Um compositor de destinos

Dono de uma memorável obra-prima musical e literária, Caetano Veloso fez neste ano 70 anos de uma longeva jornada dedicada à vida e à arte

Suas quatro décadas de carreira fizeram de Caetano (à esquerda da cantora Maria Gadú) um ícone reverenciado no mundo
(Foto: Divulgação)

Cantor, compositor, arranjador, produtor, escritor e poeta. Estes são – e continuam sendo – as artes e os ofícios de um dos nomes mais prestigiados da música popular brasileira. Aos 70 anos, completados na terça-feira passada, 7, que no calendário católico é conhecido como o dia de São Caetano (daí o nome do artista), Caetano Veloso carrega na bagagem uma obra-prima inestimável e duradoura, que se renova a cada geração, fruto de um talento experienciado e acumulado durante quatro décadas.
Quinto dos oito filhos de Claudionor Viana Teles Veloso, a Dona Canô, e José Teles Veloso, o Seu Zeca, funcionário dos Correios falecido em dezembro de 1983, Caetano Emanuel Viana Teles Veloso nasceu na pacata Santo Amaro da Purificação, no Recôncavo Baiano. Sua vocação artística se iniciou desde criança, quando despertou interesse pelas artes plásticas. No entanto, sua maior paixão foi a música. Influenciado por seu conterrâneo baiano João Gilberto, de quem mais tarde se tornaria amigo, Caetano ingressou na carreira musical interpretando canções de Bossa Nova.
No começo dos anos 1960, o jovem Caetano, já fixando residência em Salvador, assinou críticas de cinema para o extinto jornal Diário de Notícias, dos Diários Associados. Em 1963, enquanto cursava a Faculdade de Filosofia da Universidade Federal da Bahia (Ufba), conheceu Gilberto Gil, Gal Costa e Tom Zé. Dois anos depois, veio, pela gravadora RCA (hoje Sony Music), seu primeiro registro fonográfico, um compacto simples contendo as faixas Cavaleiro e Samba em paz. Paralelamente, ele acompanhava Maria Bethânia, sua irmã mais nova, no show Opinião, realizado no Rio de Janeiro.
“Sem lenço, sem documento”

[Dados fornecidos]:

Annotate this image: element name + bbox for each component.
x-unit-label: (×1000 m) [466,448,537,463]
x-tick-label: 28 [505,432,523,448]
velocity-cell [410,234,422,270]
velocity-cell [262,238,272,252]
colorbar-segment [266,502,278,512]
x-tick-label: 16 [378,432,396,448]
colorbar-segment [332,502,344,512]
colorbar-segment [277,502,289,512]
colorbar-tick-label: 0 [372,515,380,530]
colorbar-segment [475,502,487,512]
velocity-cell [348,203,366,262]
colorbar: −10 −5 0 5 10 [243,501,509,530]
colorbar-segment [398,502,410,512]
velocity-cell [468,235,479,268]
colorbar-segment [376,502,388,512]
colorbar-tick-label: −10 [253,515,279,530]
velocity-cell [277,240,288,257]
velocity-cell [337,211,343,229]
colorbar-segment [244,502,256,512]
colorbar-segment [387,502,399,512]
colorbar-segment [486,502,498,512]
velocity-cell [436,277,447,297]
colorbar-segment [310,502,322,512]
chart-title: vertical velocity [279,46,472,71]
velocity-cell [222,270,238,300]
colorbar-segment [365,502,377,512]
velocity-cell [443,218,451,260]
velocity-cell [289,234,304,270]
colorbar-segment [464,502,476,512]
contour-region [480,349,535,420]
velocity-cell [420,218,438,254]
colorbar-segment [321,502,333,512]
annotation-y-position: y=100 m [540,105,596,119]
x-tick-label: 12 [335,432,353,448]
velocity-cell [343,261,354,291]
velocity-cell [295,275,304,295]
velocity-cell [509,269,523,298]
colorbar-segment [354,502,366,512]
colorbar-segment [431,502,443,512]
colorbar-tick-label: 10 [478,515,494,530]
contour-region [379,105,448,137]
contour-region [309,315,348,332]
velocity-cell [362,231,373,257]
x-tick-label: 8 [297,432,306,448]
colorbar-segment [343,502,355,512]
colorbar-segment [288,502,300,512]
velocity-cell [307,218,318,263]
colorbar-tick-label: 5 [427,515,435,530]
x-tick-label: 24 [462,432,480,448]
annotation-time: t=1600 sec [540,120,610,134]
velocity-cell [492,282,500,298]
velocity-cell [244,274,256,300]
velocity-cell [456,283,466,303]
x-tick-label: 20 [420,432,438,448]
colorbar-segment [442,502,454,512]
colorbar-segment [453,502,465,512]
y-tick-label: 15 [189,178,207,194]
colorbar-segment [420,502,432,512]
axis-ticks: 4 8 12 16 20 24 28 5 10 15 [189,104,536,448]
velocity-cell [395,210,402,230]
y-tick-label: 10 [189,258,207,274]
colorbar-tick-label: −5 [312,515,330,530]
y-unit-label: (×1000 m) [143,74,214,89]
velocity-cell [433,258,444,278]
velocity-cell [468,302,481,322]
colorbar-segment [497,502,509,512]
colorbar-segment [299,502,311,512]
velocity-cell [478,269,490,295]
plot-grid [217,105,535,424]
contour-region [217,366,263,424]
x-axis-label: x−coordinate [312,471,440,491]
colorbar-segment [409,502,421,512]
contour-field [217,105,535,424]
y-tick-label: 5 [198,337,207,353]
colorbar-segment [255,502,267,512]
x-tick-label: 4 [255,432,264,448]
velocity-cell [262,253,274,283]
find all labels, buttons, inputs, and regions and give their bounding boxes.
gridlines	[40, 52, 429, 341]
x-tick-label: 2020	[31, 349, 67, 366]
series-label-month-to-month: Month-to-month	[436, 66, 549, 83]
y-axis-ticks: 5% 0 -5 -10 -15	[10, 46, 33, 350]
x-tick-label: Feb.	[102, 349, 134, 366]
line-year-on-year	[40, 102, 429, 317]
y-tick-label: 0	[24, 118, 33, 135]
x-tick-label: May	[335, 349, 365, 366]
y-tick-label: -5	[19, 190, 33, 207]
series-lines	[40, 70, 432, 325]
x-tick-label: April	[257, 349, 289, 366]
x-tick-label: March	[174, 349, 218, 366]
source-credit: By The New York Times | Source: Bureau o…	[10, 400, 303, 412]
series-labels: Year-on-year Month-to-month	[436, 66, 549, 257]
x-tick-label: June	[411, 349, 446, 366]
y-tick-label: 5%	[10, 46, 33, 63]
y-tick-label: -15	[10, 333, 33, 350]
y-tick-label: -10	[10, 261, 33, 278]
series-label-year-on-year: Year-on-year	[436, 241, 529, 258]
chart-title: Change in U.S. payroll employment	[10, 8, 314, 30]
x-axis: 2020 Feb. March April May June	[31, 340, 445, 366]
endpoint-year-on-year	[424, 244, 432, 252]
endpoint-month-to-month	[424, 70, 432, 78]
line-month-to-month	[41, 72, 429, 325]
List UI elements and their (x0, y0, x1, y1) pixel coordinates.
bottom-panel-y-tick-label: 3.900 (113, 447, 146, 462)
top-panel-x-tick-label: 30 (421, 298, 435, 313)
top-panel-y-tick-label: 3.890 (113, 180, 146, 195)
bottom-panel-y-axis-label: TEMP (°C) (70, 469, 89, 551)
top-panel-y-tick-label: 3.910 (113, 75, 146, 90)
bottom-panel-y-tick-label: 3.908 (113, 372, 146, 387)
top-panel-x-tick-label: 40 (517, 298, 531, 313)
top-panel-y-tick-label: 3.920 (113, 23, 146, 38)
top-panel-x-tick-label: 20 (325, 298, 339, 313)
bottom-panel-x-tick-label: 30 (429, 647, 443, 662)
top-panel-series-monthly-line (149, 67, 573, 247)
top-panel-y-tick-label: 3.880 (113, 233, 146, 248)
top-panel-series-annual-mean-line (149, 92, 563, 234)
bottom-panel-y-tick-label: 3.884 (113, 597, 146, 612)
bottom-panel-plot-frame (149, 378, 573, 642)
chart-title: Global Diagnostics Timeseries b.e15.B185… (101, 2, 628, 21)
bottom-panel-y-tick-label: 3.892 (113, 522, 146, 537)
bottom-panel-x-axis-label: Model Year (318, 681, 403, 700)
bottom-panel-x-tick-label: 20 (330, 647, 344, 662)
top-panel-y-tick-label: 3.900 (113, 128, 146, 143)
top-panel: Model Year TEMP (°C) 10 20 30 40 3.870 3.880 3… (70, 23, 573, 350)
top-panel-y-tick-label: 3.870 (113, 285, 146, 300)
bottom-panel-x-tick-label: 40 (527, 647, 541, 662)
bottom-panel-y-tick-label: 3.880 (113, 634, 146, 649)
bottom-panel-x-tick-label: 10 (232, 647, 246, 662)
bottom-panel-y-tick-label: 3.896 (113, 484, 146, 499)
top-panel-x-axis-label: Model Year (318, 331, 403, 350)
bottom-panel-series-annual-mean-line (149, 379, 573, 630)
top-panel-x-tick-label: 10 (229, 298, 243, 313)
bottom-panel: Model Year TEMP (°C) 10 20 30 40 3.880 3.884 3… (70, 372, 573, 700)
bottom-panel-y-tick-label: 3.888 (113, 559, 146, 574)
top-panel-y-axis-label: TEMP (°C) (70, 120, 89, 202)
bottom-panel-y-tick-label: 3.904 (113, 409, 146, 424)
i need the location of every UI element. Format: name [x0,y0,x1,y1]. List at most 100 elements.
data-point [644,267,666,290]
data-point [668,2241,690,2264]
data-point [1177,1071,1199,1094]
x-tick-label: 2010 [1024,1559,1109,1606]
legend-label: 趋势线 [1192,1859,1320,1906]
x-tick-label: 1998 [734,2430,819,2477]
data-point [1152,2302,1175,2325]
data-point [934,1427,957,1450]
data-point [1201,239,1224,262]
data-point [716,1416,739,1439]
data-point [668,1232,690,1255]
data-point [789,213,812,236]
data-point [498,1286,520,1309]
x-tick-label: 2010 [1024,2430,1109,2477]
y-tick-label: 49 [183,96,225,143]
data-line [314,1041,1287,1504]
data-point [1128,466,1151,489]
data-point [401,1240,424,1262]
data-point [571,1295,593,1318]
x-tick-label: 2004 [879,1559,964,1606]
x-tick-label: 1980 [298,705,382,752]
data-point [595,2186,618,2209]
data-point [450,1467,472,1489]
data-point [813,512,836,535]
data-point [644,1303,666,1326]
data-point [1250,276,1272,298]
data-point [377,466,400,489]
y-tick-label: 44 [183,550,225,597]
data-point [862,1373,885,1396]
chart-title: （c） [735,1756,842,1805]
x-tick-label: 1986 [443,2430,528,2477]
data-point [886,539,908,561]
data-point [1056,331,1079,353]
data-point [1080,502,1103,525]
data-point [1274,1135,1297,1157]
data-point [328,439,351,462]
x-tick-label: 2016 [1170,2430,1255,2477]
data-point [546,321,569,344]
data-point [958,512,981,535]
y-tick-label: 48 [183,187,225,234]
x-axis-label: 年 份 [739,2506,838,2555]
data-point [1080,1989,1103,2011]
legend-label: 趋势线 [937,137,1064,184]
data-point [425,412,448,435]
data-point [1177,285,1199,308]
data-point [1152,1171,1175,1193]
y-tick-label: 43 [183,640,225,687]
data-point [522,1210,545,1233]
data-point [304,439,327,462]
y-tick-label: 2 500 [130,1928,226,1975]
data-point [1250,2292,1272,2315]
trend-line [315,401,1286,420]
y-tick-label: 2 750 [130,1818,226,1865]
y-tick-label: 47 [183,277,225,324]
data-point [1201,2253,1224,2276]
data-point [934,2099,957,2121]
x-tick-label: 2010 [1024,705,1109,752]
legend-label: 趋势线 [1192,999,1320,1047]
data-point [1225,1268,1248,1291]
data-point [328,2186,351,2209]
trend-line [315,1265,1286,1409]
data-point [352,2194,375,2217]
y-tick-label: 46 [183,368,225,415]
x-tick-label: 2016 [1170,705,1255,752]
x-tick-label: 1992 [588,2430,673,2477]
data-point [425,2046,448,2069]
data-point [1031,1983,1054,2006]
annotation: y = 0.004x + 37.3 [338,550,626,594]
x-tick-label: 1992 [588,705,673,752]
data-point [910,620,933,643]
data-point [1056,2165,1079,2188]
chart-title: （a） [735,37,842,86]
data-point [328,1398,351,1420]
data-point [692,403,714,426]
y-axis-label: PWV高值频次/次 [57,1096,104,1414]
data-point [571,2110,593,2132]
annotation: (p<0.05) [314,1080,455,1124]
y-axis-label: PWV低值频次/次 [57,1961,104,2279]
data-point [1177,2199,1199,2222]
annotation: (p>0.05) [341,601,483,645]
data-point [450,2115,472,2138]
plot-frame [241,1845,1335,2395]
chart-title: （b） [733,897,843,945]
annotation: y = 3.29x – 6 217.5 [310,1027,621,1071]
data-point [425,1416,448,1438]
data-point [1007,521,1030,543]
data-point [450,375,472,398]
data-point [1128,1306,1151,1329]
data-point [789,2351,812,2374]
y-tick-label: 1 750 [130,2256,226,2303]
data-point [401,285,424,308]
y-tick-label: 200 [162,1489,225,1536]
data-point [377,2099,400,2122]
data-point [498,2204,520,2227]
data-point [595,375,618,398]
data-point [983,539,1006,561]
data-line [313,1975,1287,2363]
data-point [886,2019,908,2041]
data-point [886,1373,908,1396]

[O que fazer]:
1. Altere o trecho do texto sobre Caetano Veloso que começa com as palavras "Dono de uma" e termina em "durante quatro décadas.", substituindo "prestigiados" por "respeitados", e apresente o trecho modificado.
2. Disponha em uma tabela Markdown, com as colunas Nº e Conteúdo, as linhas dos dados fornecidos que vão da primeira até a que contém "colorbar: −10 −5 0 5 10 [243,501,509,530]", ambas incluídas. Numere as linhas e omita as que estiverem em branco.
As linhas não têm nenhuma relação com o texto sobre Caetano Veloso.

[Respostas por tarefa]:
1.
Dono de uma memorável obra-prima musical e literária, Caetano Veloso fez neste ano 70 anos de uma longeva jornada dedicada à vida e à arte

Suas quatro décadas de carreira fizeram de Caetano (à esquerda da cantora Maria Gadú) um ícone reverenciado no mundo
(Foto: Divulgação)

Cantor, compositor, arranjador, produtor, escritor e poeta. Estes são – e continuam sendo – as artes e os ofícios de um dos nomes mais respeitados da música popular brasileira. Aos 70 anos, completados na terça-feira passada, 7, que no calendário católico é conhecido como o dia de São Caetano (daí o nome do artista), Caetano Veloso carrega na bagagem uma obra-prima inestimável e duradoura, que se renova a cada geração, fruto de um talento experienciado e acumulado durante quatro décadas.

2.
| Nº | Conteúdo |
|---|---|
| 1 | Annotate this image: element name + bbox for each component. |
| 2 | x-unit-label: (×1000 m) [466,448,537,463] |
| 3 | x-tick-label: 28 [505,432,523,448] |
| 4 | velocity-cell [410,234,422,270] |
| 5 | velocity-cell [262,238,272,252] |
| 6 | colorbar-segment [266,502,278,512] |
| 7 | x-tick-label: 16 [378,432,396,448] |
| 8 | colorbar-segment [332,502,344,512] |
| 9 | colorbar-segment [277,502,289,512] |
| 10 | colorbar-tick-label: 0 [372,515,380,530] |
| 11 | colorbar-segment [475,502,487,512] |
| 12 | velocity-cell [348,203,366,262] |
| 13 | colorbar: −10 −5 0 5 10 [243,501,509,530] |